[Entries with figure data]
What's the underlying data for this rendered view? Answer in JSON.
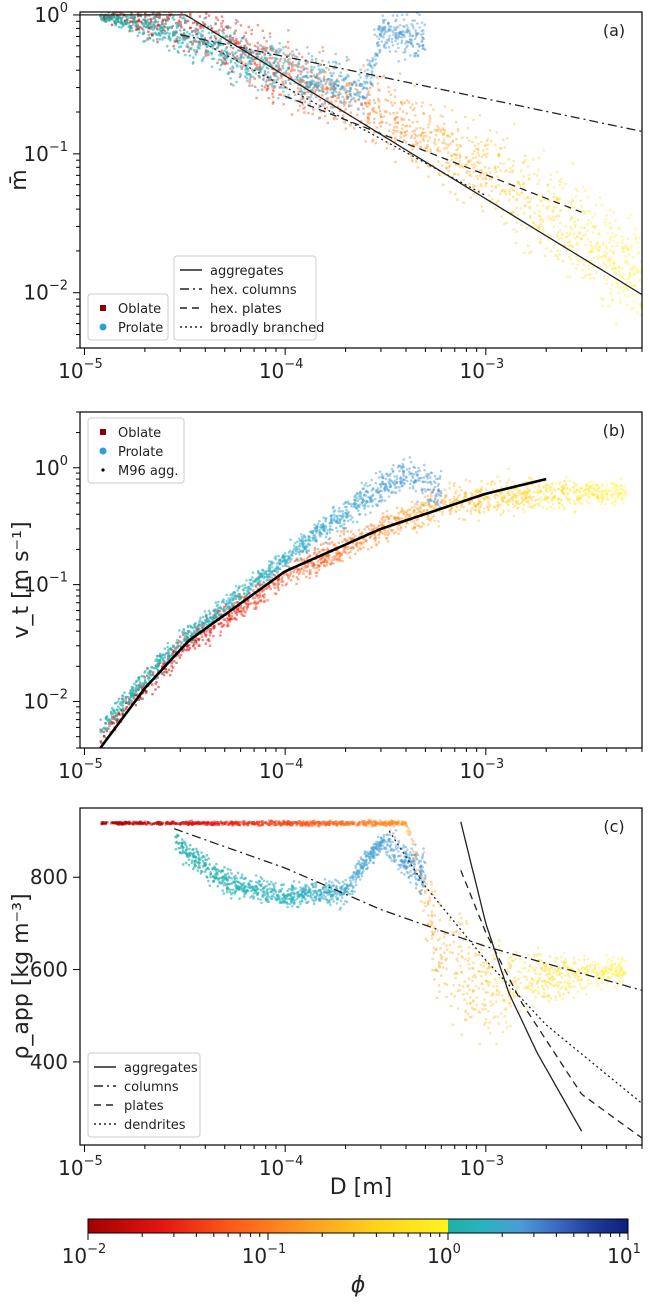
{
  "figure": {
    "panels": [
      "(a)",
      "(b)",
      "(c)"
    ],
    "xlabel": "D [m]",
    "colorbar": {
      "label": "ϕ",
      "ticks": [
        {
          "base": "10",
          "exp": "−2",
          "value": 0.01
        },
        {
          "base": "10",
          "exp": "−1",
          "value": 0.1
        },
        {
          "base": "10",
          "exp": "0",
          "value": 1
        },
        {
          "base": "10",
          "exp": "1",
          "value": 10
        }
      ],
      "colors_oblate": [
        "#a50000",
        "#e3140f",
        "#ff5a1a",
        "#ff9a20",
        "#ffd21c",
        "#fff21e"
      ],
      "colors_prolate": [
        "#1fb0a6",
        "#2ab3c0",
        "#4a9cd8",
        "#3b6cc4",
        "#1f3c9a",
        "#0d1f7a"
      ]
    }
  },
  "chart_data": [
    {
      "type": "scatter",
      "panel": "(a)",
      "ylabel": "m̄",
      "xscale": "log",
      "yscale": "log",
      "xlim": [
        9.5e-06,
        0.006
      ],
      "ylim": [
        0.004,
        1.05
      ],
      "xticks": [
        {
          "base": "10",
          "exp": "−5",
          "value": 1e-05
        },
        {
          "base": "10",
          "exp": "−4",
          "value": 0.0001
        },
        {
          "base": "10",
          "exp": "−3",
          "value": 0.001
        }
      ],
      "yticks": [
        {
          "base": "10",
          "exp": "−2",
          "value": 0.01
        },
        {
          "base": "10",
          "exp": "−1",
          "value": 0.1
        },
        {
          "base": "10",
          "exp": "0",
          "value": 1
        }
      ],
      "legend_markers": [
        {
          "label": "Oblate",
          "color": "#8b0000",
          "marker": "square"
        },
        {
          "label": "Prolate",
          "color": "#2c9fd4",
          "marker": "circle"
        }
      ],
      "legend_markers_position": "lower-left",
      "legend_lines": [
        {
          "label": "aggregates",
          "dash": "solid"
        },
        {
          "label": "hex. columns",
          "dash": "dashdot"
        },
        {
          "label": "hex. plates",
          "dash": "dashed"
        },
        {
          "label": "broadly branched",
          "dash": "dotted"
        }
      ],
      "legend_lines_position": "lower-center",
      "lines": [
        {
          "dash": "solid",
          "x": [
            9.5e-06,
            3.2e-05,
            0.006
          ],
          "y": [
            1.0,
            1.0,
            0.0097
          ]
        },
        {
          "dash": "dashdot",
          "x": [
            3e-05,
            0.006
          ],
          "y": [
            0.72,
            0.145
          ]
        },
        {
          "dash": "dashed",
          "x": [
            0.0001,
            0.003
          ],
          "y": [
            0.26,
            0.038
          ]
        },
        {
          "dash": "dotted",
          "x": [
            4e-05,
            0.001
          ],
          "y": [
            0.62,
            0.05
          ]
        }
      ],
      "scatter_clouds": [
        {
          "shape": "oblate",
          "x": [
            1.2e-05,
            3e-05,
            0.0001,
            0.0004,
            0.0012,
            0.003,
            0.006
          ],
          "y_center": [
            0.98,
            0.85,
            0.38,
            0.16,
            0.065,
            0.028,
            0.012
          ],
          "spread": [
            0.03,
            0.25,
            0.3,
            0.35,
            0.45,
            0.5,
            0.5
          ]
        },
        {
          "shape": "prolate",
          "x": [
            1.2e-05,
            3e-05,
            0.0001,
            0.00025,
            0.0003,
            0.0005
          ],
          "y_center": [
            0.98,
            0.72,
            0.38,
            0.28,
            0.75,
            0.7
          ],
          "spread": [
            0.03,
            0.22,
            0.25,
            0.2,
            0.2,
            0.25
          ]
        }
      ]
    },
    {
      "type": "scatter",
      "panel": "(b)",
      "ylabel": "v_t [m s⁻¹]",
      "xscale": "log",
      "yscale": "log",
      "xlim": [
        9.5e-06,
        0.006
      ],
      "ylim": [
        0.004,
        3.0
      ],
      "xticks": [
        {
          "base": "10",
          "exp": "−5",
          "value": 1e-05
        },
        {
          "base": "10",
          "exp": "−4",
          "value": 0.0001
        },
        {
          "base": "10",
          "exp": "−3",
          "value": 0.001
        }
      ],
      "yticks": [
        {
          "base": "10",
          "exp": "−2",
          "value": 0.01
        },
        {
          "base": "10",
          "exp": "−1",
          "value": 0.1
        },
        {
          "base": "10",
          "exp": "0",
          "value": 1
        }
      ],
      "legend_markers": [
        {
          "label": "Oblate",
          "color": "#8b0000",
          "marker": "square"
        },
        {
          "label": "Prolate",
          "color": "#2c9fd4",
          "marker": "circle"
        },
        {
          "label": "M96 agg.",
          "color": "#000000",
          "marker": "dot"
        }
      ],
      "legend_markers_position": "upper-left",
      "lines": [
        {
          "dash": "solid",
          "thick": true,
          "x": [
            1.2e-05,
            2e-05,
            3.3e-05,
            0.0001,
            0.0003,
            0.001,
            0.002
          ],
          "y": [
            0.004,
            0.013,
            0.033,
            0.13,
            0.3,
            0.6,
            0.8
          ]
        }
      ],
      "scatter_clouds": [
        {
          "shape": "oblate",
          "x": [
            1.2e-05,
            3e-05,
            0.0001,
            0.0003,
            0.0006,
            0.001,
            0.002,
            0.005
          ],
          "y_center": [
            0.005,
            0.028,
            0.12,
            0.3,
            0.5,
            0.55,
            0.6,
            0.6
          ],
          "spread": [
            0.12,
            0.15,
            0.15,
            0.15,
            0.2,
            0.22,
            0.2,
            0.15
          ]
        },
        {
          "shape": "prolate",
          "x": [
            1.2e-05,
            3e-05,
            0.0001,
            0.00025,
            0.0004,
            0.0006
          ],
          "y_center": [
            0.006,
            0.033,
            0.17,
            0.55,
            0.9,
            0.6
          ],
          "spread": [
            0.1,
            0.12,
            0.12,
            0.18,
            0.2,
            0.25
          ]
        }
      ]
    },
    {
      "type": "scatter",
      "panel": "(c)",
      "ylabel": "ρ_app [kg m⁻³]",
      "xscale": "log",
      "yscale": "linear",
      "xlim": [
        9.5e-06,
        0.006
      ],
      "ylim": [
        220,
        950
      ],
      "xticks": [
        {
          "base": "10",
          "exp": "−5",
          "value": 1e-05
        },
        {
          "base": "10",
          "exp": "−4",
          "value": 0.0001
        },
        {
          "base": "10",
          "exp": "−3",
          "value": 0.001
        }
      ],
      "yticks": [
        {
          "label": "400",
          "value": 400
        },
        {
          "label": "600",
          "value": 600
        },
        {
          "label": "800",
          "value": 800
        }
      ],
      "legend_lines": [
        {
          "label": "aggregates",
          "dash": "solid"
        },
        {
          "label": "columns",
          "dash": "dashdot"
        },
        {
          "label": "plates",
          "dash": "dashed"
        },
        {
          "label": "dendrites",
          "dash": "dotted"
        }
      ],
      "legend_lines_position": "lower-left",
      "lines": [
        {
          "dash": "solid",
          "x": [
            0.00075,
            0.001,
            0.0013,
            0.0018,
            0.003
          ],
          "y": [
            920,
            700,
            550,
            420,
            250
          ]
        },
        {
          "dash": "dashdot",
          "x": [
            2.8e-05,
            0.0001,
            0.0003,
            0.001,
            0.006
          ],
          "y": [
            905,
            820,
            730,
            650,
            555
          ]
        },
        {
          "dash": "dashed",
          "x": [
            0.00075,
            0.001,
            0.0015,
            0.003,
            0.006
          ],
          "y": [
            815,
            680,
            530,
            330,
            235
          ]
        },
        {
          "dash": "dotted",
          "x": [
            0.00033,
            0.0005,
            0.001,
            0.002,
            0.006
          ],
          "y": [
            900,
            780,
            620,
            480,
            310
          ]
        }
      ],
      "scatter_clouds": [
        {
          "shape": "oblate",
          "x": [
            1.2e-05,
            0.0001,
            0.0004,
            0.00045,
            0.0006,
            0.001,
            0.002,
            0.005
          ],
          "y_center": [
            917,
            917,
            917,
            830,
            620,
            560,
            580,
            600
          ],
          "spread": [
            3,
            6,
            6,
            60,
            150,
            120,
            60,
            30
          ]
        },
        {
          "shape": "prolate",
          "x": [
            2.8e-05,
            5e-05,
            0.0001,
            0.0002,
            0.0003,
            0.00035,
            0.0005
          ],
          "y_center": [
            880,
            790,
            760,
            770,
            880,
            860,
            800
          ],
          "spread": [
            30,
            35,
            25,
            30,
            25,
            40,
            60
          ]
        }
      ]
    }
  ]
}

§ What is being asked
In the entries above, find every line with the word "ylabel" and list it.

§ Written reply
      "ylabel": "m̄",
      "ylabel": "v_t [m s⁻¹]",
      "ylabel": "ρ_app [kg m⁻³]",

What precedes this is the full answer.